## TAREFAS A CUMPRIR
(A) Responda a estas perguntas sobre o texto a respeito de Ponyo:
(i) Que idade tem Sôsuke?
(ii) Quem é a mãe de Ponyo?
(iii) Em que filme aparecem Vada e Thomas?
(B) Imprima sem nenhuma alteração apenas as entradas salvas, começando no início delas e terminando na linha que contém "candle-body <box>720 395 730 486</box>", inclusive.

## PÁGINA
┌────────
Conhecemos a protagonista-título (Yuria Nara): um peixinho-dourado de rosto humano. Parece ser a mais velha de dezenas e dezenas de irmãs. Quer libertar-se da vigia do pai Fujimoto (George Tokoro), humano que decidiu viver no oceano e trabalha para cuidar do equilíbrio da natureza. Ponyo escapa e vai parar à margem do mar e conhece o garotinho de cinco anos de idade, Sôsuke (Hiroki Doi). Do encontro surge a amizade. Ponyo quer transformar-se em humana. Sua ausência no mar, no entanto, gera um desequilíbrio na natureza e a cidade costeira acaba sendo inundada. Com o tempo ela vai retornando à forma original. E só o amor verdadeiro do menino poderá deixa-la viver em terra.
Ponyo pode ser considerada antecessora de Moana: de existência intrinsicamente ligada ao mar, à natureza, é independente, tem atitude, quer desbravar o mundo e abdica de ser princesa. Empoderada, é ela quem toma a dianteira e declara amor a Sôsuke. A mãe da peixinho é ninguém menos que a Mãe Natureza, Rainha do Mar, conhecida como Iemanjá pelas pessoas do candomblé e da umbanda. Por outro lado, é herdeira das famosas princesas dos contos de fada e da Disney: só o amor verdadeiro resolverá a situação igual vimos em tantos contos, livros, filmes.
O relacionamento entre Ponyo e Sôsuke é puro, nasce da amizade, da afinidade, tipo Vada (Anna Chlumsky) e Thomas (Macaulay Culkin) em Meu Primeiro Amor (My Girl, 1991).
└────────
[Entradas salvas]
┌────────
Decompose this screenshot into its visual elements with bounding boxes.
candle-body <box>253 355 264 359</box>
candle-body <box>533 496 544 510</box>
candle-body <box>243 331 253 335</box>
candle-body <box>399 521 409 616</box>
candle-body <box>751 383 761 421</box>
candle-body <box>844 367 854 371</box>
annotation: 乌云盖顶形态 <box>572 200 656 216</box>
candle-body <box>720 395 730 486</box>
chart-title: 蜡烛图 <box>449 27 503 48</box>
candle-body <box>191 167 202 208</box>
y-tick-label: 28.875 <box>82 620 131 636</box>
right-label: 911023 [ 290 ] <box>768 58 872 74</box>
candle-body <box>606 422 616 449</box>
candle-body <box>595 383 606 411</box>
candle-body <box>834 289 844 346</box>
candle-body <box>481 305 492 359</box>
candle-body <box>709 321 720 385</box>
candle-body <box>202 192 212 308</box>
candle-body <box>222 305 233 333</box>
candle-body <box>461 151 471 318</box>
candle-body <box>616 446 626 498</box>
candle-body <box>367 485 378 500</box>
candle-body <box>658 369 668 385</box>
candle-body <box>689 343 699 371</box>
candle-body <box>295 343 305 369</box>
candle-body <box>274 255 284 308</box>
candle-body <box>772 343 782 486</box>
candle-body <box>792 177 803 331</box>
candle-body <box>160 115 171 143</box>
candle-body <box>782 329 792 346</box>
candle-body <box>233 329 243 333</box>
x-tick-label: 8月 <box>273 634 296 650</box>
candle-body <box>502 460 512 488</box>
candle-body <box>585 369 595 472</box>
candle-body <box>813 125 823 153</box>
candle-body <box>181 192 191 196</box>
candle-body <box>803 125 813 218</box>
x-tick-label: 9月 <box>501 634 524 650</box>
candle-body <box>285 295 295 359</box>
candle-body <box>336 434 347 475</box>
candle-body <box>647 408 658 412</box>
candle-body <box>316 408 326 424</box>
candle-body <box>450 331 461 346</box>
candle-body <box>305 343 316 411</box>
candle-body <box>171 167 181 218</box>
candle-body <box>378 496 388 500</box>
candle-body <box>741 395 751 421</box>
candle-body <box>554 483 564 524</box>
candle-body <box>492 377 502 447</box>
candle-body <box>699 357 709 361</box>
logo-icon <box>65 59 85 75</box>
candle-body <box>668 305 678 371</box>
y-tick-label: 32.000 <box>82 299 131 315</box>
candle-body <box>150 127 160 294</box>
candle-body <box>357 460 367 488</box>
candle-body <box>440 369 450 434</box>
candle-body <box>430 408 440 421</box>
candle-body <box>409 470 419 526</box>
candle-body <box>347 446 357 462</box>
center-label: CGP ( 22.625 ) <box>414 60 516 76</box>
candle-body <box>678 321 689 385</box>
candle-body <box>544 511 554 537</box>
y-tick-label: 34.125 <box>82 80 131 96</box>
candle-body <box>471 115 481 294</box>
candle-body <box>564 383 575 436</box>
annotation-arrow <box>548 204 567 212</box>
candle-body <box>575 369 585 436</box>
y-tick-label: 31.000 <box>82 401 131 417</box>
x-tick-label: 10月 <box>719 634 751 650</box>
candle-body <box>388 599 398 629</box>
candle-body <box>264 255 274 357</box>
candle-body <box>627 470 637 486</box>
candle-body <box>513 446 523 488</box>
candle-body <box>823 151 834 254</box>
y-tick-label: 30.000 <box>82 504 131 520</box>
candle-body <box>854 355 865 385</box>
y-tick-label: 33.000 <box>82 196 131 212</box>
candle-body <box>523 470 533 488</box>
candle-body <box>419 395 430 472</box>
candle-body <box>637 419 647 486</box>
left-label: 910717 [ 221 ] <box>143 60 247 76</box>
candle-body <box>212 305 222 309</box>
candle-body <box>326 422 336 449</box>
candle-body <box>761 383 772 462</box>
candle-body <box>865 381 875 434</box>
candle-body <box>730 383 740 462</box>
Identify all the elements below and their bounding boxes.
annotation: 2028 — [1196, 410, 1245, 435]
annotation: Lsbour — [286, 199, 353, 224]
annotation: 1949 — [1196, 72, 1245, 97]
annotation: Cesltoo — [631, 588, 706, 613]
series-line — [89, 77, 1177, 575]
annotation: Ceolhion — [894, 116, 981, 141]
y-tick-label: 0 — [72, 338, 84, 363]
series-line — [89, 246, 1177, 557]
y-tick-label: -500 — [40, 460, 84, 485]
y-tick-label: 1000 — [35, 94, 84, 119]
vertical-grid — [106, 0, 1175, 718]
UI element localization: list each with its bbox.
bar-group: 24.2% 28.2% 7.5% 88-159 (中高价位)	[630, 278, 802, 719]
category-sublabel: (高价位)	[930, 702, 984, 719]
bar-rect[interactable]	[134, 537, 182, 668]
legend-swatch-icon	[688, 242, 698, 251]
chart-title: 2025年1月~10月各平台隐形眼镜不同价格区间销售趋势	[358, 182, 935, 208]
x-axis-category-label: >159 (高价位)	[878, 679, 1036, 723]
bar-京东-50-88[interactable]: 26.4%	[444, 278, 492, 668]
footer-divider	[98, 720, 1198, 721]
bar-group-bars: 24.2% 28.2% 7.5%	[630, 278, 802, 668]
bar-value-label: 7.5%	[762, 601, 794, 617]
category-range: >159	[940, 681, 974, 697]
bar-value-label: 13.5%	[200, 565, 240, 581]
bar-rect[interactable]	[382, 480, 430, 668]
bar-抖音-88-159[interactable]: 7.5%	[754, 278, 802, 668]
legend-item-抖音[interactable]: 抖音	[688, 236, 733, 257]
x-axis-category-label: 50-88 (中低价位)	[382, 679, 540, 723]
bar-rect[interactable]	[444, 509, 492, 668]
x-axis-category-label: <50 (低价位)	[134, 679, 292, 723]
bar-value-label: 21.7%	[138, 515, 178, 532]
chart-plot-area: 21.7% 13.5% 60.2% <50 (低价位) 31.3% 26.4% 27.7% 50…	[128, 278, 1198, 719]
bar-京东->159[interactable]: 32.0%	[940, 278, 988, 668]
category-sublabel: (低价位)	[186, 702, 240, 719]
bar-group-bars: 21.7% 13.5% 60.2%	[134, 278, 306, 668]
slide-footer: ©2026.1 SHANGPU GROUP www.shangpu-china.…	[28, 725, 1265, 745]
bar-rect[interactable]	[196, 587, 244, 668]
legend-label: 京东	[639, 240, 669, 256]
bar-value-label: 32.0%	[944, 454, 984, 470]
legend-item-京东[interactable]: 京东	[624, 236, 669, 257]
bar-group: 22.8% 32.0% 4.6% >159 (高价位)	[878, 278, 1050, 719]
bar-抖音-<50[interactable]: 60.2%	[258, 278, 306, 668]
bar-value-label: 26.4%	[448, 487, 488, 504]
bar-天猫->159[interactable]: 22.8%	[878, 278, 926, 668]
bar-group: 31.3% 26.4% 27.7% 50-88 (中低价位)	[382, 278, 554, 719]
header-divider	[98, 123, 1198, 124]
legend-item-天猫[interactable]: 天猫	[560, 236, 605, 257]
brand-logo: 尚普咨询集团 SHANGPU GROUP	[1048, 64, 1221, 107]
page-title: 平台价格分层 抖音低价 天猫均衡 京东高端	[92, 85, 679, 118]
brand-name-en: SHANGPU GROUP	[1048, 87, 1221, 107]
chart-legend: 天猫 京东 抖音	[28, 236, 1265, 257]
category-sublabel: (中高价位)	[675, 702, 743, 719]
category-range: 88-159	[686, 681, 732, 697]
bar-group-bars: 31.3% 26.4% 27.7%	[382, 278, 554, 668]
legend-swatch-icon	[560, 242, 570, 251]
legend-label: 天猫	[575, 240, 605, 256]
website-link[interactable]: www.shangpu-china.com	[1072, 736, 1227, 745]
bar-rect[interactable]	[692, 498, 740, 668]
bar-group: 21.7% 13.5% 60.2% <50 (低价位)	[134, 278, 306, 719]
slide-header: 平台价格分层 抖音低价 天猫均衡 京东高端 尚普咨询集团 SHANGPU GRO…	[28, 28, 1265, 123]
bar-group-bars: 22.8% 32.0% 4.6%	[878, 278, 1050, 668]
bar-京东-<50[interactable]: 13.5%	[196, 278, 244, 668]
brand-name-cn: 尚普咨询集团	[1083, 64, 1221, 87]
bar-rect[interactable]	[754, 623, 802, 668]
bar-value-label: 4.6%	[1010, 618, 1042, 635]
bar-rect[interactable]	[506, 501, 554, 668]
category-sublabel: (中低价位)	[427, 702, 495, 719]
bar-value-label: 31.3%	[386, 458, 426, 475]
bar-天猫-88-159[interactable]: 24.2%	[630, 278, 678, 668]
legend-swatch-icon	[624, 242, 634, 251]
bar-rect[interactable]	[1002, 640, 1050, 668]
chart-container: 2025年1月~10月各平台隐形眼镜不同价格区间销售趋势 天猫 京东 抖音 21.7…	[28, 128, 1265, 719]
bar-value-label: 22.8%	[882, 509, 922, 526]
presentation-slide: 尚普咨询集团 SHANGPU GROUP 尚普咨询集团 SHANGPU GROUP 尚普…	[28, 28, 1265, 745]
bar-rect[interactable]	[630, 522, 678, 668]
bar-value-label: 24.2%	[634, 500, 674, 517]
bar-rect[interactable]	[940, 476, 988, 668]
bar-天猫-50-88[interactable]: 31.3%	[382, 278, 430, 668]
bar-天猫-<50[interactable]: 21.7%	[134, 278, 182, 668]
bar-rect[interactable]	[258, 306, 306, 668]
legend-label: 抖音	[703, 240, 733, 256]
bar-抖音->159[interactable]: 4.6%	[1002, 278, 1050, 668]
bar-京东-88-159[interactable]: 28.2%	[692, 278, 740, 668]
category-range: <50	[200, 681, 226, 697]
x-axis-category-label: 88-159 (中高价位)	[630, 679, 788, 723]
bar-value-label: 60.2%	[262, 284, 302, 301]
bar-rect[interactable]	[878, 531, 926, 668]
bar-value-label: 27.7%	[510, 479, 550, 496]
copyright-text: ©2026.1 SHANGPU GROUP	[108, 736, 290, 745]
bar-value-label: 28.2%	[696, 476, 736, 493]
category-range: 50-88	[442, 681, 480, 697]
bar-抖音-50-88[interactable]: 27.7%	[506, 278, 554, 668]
└────────
## RESPOSTAS ESCRITAS
(A)
(i) Cinco anos.
(ii) A Mãe Natureza, Rainha do Mar, conhecida como Iemanjá pelas pessoas do candomblé e da umbanda.
(iii) Em Meu Primeiro Amor (My Girl, 1991).

(B)
Decompose this screenshot into its visual elements with bounding boxes.
candle-body <box>253 355 264 359</box>
candle-body <box>533 496 544 510</box>
candle-body <box>243 331 253 335</box>
candle-body <box>399 521 409 616</box>
candle-body <box>751 383 761 421</box>
candle-body <box>844 367 854 371</box>
annotation: 乌云盖顶形态 <box>572 200 656 216</box>
candle-body <box>720 395 730 486</box>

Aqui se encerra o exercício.